START

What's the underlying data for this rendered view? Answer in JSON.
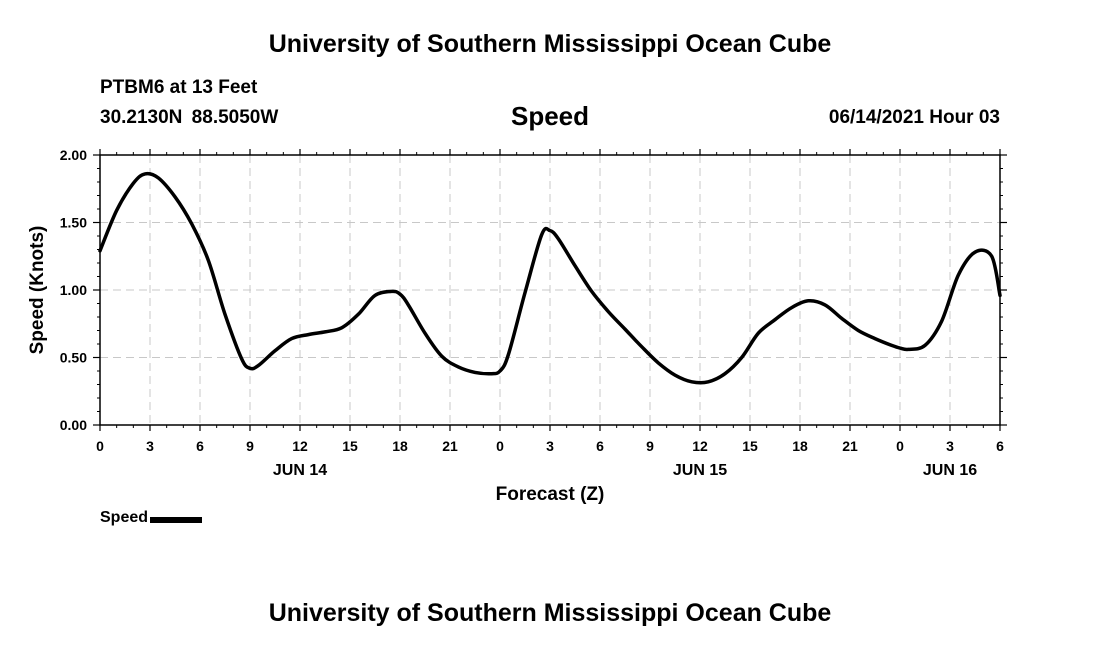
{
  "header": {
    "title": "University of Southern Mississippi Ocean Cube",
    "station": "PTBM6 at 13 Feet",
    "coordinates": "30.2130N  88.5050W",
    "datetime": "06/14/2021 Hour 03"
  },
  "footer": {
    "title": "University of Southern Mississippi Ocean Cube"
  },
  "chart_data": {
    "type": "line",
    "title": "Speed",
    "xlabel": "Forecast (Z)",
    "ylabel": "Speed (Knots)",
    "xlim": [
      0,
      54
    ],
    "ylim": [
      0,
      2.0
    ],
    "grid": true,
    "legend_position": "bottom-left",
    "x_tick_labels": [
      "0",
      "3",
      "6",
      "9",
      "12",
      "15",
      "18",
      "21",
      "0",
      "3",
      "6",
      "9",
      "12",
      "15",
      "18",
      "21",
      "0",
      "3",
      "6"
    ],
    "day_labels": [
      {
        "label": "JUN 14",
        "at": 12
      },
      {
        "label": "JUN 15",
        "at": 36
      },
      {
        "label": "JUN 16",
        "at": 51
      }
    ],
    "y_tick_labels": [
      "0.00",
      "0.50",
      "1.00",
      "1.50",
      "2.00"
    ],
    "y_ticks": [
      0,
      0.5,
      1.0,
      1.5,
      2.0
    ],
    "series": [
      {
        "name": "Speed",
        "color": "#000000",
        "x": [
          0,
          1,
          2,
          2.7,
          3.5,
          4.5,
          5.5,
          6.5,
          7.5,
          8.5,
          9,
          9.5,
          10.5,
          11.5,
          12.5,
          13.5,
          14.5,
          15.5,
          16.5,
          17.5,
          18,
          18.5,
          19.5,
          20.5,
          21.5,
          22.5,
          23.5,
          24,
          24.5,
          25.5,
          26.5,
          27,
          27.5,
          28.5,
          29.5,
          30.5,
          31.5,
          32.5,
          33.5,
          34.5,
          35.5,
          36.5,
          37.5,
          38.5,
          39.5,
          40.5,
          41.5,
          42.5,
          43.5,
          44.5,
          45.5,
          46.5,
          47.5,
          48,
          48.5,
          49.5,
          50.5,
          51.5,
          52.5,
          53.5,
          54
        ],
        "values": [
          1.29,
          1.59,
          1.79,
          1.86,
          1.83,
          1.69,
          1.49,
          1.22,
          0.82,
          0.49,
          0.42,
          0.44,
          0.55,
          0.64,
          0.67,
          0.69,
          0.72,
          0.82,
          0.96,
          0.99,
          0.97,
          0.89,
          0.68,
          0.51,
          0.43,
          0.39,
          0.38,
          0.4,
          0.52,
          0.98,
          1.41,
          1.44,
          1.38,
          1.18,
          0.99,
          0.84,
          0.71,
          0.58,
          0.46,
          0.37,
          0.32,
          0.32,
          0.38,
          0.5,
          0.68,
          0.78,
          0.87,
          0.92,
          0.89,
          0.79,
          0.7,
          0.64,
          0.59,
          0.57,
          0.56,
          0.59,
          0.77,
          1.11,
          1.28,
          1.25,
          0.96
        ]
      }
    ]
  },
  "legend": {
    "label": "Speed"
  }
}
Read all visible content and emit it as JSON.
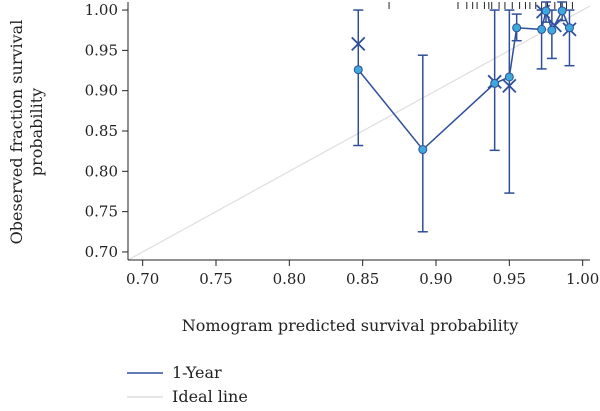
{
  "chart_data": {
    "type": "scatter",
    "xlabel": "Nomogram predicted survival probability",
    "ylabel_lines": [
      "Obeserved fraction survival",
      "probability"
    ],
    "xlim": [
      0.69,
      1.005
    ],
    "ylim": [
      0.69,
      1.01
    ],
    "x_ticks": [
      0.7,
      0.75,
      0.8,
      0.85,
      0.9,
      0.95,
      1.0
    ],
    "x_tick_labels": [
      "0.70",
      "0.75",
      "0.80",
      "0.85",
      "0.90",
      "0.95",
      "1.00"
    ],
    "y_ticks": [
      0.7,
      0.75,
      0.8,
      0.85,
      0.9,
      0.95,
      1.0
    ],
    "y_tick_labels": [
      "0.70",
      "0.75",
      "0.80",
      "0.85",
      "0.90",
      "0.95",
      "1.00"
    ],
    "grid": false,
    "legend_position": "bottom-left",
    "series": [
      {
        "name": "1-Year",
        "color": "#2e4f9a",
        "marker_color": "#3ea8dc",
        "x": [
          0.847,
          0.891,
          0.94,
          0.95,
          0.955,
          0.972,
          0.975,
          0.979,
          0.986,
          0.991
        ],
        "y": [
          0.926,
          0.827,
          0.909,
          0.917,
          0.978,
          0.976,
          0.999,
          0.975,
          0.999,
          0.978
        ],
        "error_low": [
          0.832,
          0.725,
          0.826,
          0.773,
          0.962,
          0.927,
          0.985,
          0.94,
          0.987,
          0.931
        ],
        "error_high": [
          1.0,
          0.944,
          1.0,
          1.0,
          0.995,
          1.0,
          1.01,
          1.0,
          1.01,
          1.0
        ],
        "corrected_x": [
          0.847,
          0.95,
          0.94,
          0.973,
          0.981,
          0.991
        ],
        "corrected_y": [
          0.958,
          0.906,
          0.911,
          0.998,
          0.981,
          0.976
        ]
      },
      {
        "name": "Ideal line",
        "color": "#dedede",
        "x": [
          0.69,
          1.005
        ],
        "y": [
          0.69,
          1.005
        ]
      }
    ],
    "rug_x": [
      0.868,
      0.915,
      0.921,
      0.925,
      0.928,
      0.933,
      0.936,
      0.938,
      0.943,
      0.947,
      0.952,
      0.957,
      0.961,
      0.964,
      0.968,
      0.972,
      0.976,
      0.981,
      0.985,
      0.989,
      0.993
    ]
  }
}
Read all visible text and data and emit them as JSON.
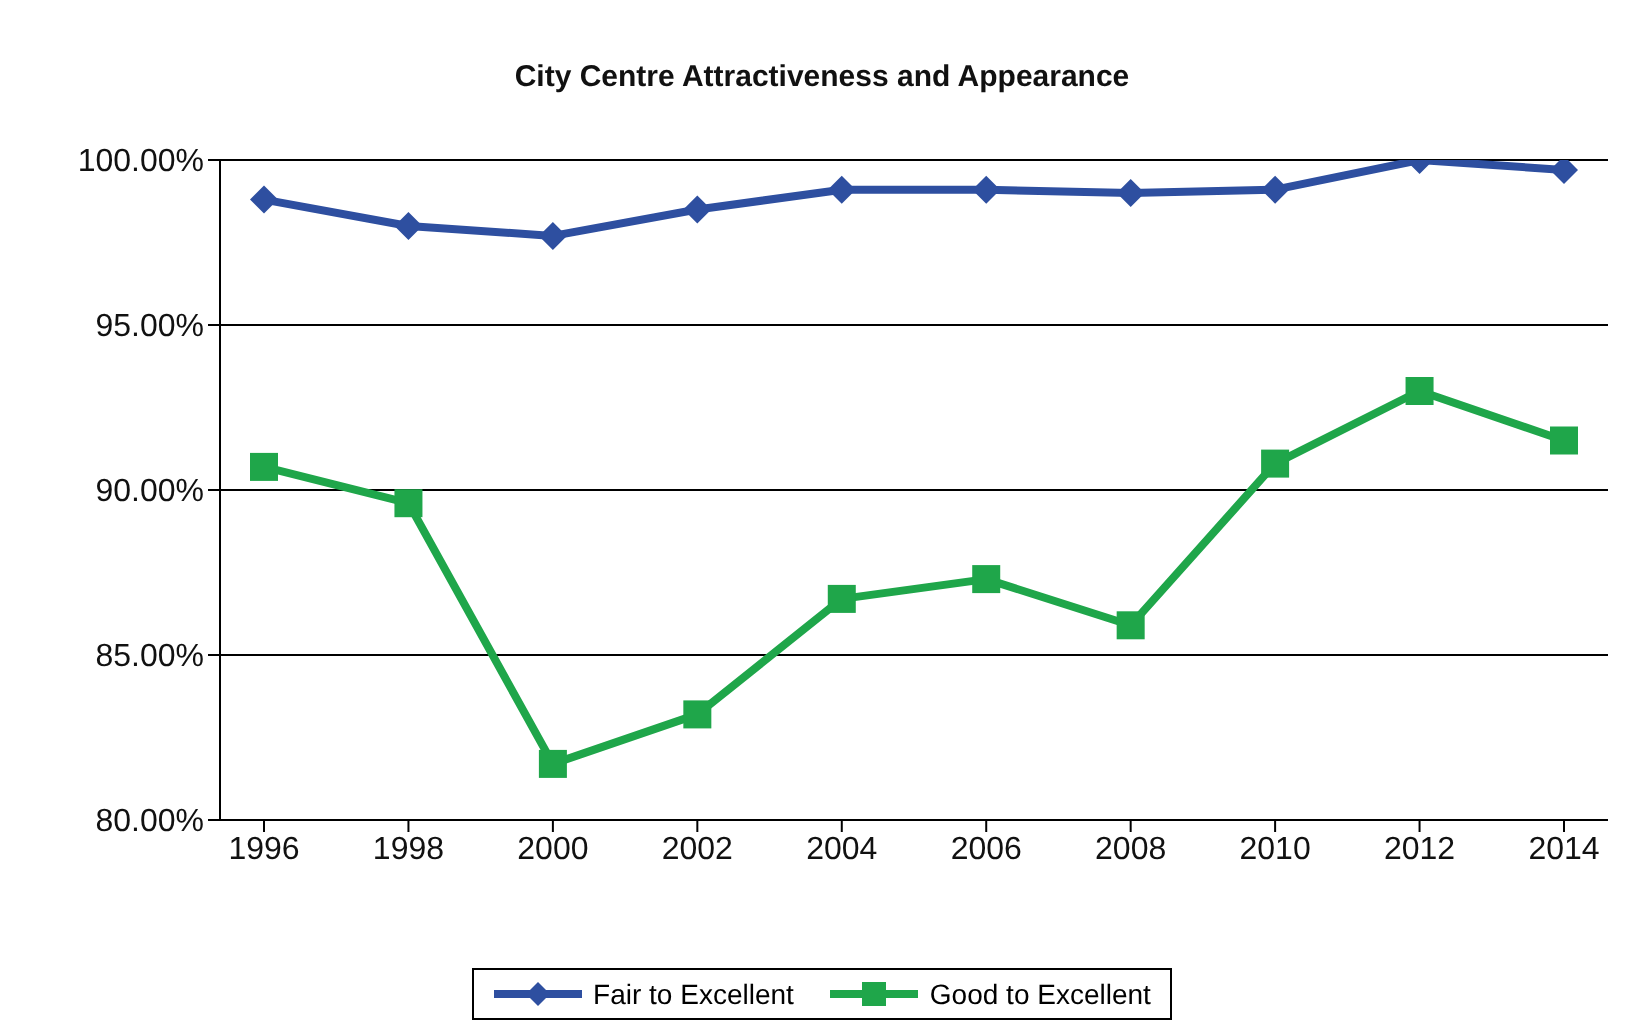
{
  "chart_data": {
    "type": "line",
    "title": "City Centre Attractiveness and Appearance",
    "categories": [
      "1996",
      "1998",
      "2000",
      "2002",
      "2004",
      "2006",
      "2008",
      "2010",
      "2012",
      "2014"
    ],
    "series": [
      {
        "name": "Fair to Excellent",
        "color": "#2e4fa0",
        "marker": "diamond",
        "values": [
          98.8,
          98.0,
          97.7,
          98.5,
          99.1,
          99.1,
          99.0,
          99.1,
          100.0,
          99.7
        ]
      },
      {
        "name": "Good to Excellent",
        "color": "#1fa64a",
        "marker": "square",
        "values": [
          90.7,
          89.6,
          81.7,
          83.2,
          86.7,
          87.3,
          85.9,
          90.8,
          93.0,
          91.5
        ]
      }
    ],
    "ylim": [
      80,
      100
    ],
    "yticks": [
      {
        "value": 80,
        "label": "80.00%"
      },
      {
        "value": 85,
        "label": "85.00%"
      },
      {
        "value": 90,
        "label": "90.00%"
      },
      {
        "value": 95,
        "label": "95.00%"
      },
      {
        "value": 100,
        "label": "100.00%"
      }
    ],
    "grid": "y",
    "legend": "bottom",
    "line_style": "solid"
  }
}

END

## Problem to solve
Across the entries, how many lines hold the word "probability"? Say only the number.

## Complete answer
2